=== Requirements ===
Write the material out again exactly as it stands.

=== Recorded data ===
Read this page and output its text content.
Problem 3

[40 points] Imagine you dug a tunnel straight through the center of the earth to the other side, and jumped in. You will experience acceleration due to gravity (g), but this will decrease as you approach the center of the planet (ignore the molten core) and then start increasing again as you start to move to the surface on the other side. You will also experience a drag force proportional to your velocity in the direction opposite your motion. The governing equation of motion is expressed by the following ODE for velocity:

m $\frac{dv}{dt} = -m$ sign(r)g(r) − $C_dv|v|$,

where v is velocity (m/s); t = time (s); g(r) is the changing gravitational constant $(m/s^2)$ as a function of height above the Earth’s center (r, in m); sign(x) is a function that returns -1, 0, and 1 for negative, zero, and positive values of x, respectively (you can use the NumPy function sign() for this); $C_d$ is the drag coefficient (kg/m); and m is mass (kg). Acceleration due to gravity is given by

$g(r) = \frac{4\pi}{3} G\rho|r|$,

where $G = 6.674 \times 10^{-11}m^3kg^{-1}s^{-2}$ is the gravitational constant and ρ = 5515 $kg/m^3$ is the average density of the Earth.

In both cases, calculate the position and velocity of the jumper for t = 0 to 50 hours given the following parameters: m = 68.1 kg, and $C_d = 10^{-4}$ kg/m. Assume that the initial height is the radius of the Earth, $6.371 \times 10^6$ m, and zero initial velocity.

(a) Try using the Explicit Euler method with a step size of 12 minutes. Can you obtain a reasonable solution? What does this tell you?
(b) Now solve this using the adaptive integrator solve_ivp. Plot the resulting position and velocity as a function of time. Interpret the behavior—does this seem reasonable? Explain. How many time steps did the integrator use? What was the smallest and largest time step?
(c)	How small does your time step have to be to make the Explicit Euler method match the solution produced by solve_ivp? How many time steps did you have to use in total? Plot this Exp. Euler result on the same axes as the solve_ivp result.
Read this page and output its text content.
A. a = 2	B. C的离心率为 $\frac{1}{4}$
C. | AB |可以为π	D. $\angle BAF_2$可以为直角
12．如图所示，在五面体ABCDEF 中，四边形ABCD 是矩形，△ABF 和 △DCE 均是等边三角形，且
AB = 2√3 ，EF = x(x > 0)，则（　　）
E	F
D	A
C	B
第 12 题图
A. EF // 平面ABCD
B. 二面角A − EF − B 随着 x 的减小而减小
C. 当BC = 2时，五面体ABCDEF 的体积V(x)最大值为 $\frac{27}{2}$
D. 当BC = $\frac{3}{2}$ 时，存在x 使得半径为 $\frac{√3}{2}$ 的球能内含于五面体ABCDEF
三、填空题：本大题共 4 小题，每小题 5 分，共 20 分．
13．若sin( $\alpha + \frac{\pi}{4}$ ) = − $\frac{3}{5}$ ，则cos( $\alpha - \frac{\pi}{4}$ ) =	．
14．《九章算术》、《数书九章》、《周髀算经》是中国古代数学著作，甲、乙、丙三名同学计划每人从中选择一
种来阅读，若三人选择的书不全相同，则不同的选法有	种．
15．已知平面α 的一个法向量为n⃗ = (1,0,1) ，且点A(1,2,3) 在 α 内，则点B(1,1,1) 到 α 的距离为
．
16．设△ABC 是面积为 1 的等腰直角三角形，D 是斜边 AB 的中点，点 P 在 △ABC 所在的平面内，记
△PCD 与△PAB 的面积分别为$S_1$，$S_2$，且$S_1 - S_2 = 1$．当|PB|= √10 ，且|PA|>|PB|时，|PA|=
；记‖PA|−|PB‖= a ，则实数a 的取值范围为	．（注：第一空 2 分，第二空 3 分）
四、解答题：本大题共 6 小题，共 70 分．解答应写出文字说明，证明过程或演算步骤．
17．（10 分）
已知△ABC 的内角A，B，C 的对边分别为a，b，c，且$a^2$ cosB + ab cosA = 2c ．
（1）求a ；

=== Answer for this exercise ===
Read this page and output its text content.
Problem 3

[40 points] Imagine you dug a tunnel straight through the center of the earth to the other side, and jumped in. You will experience acceleration due to gravity (g), but this will decrease as you approach the center of the planet (ignore the molten core) and then start increasing again as you start to move to the surface on the other side. You will also experience a drag force proportional to your velocity in the direction opposite your motion. The governing equation of motion is expressed by the following ODE for velocity:

m $\frac{dv}{dt} = -m$ sign(r)g(r) − $C_dv|v|$,

where v is velocity (m/s); t = time (s); g(r) is the changing gravitational constant $(m/s^2)$ as a function of height above the Earth’s center (r, in m); sign(x) is a function that returns -1, 0, and 1 for negative, zero, and positive values of x, respectively (you can use the NumPy function sign() for this); $C_d$ is the drag coefficient (kg/m); and m is mass (kg). Acceleration due to gravity is given by

$g(r) = \frac{4\pi}{3} G\rho|r|$,

where $G = 6.674 \times 10^{-11}m^3kg^{-1}s^{-2}$ is the gravitational constant and ρ = 5515 $kg/m^3$ is the average density of the Earth.

In both cases, calculate the position and velocity of the jumper for t = 0 to 50 hours given the following parameters: m = 68.1 kg, and $C_d = 10^{-4}$ kg/m. Assume that the initial height is the radius of the Earth, $6.371 \times 10^6$ m, and zero initial velocity.

(a) Try using the Explicit Euler method with a step size of 12 minutes. Can you obtain a reasonable solution? What does this tell you?
(b) Now solve this using the adaptive integrator solve_ivp. Plot the resulting position and velocity as a function of time. Interpret the behavior—does this seem reasonable? Explain. How many time steps did the integrator use? What was the smallest and largest time step?
(c)	How small does your time step have to be to make the Explicit Euler method match the solution produced by solve_ivp? How many time steps did you have to use in total? Plot this Exp. Euler result on the same axes as the solve_ivp result.
Read this page and output its text content.
A. a = 2	B. C的离心率为 $\frac{1}{4}$
C. | AB |可以为π	D. $\angle BAF_2$可以为直角
12．如图所示，在五面体ABCDEF 中，四边形ABCD 是矩形，△ABF 和 △DCE 均是等边三角形，且
AB = 2√3 ，EF = x(x > 0)，则（　　）
E	F
D	A
C	B
第 12 题图
A. EF // 平面ABCD
B. 二面角A − EF − B 随着 x 的减小而减小
C. 当BC = 2时，五面体ABCDEF 的体积V(x)最大值为 $\frac{27}{2}$
D. 当BC = $\frac{3}{2}$ 时，存在x 使得半径为 $\frac{√3}{2}$ 的球能内含于五面体ABCDEF
三、填空题：本大题共 4 小题，每小题 5 分，共 20 分．
13．若sin( $\alpha + \frac{\pi}{4}$ ) = − $\frac{3}{5}$ ，则cos( $\alpha - \frac{\pi}{4}$ ) =	．
14．《九章算术》、《数书九章》、《周髀算经》是中国古代数学著作，甲、乙、丙三名同学计划每人从中选择一
种来阅读，若三人选择的书不全相同，则不同的选法有	种．
15．已知平面α 的一个法向量为n⃗ = (1,0,1) ，且点A(1,2,3) 在 α 内，则点B(1,1,1) 到 α 的距离为
．
16．设△ABC 是面积为 1 的等腰直角三角形，D 是斜边 AB 的中点，点 P 在 △ABC 所在的平面内，记
△PCD 与△PAB 的面积分别为$S_1$，$S_2$，且$S_1 - S_2 = 1$．当|PB|= √10 ，且|PA|>|PB|时，|PA|=
；记‖PA|−|PB‖= a ，则实数a 的取值范围为	．（注：第一空 2 分，第二空 3 分）
四、解答题：本大题共 6 小题，共 70 分．解答应写出文字说明，证明过程或演算步骤．
17．（10 分）
已知△ABC 的内角A，B，C 的对边分别为a，b，c，且$a^2$ cosB + ab cosA = 2c ．
（1）求a ；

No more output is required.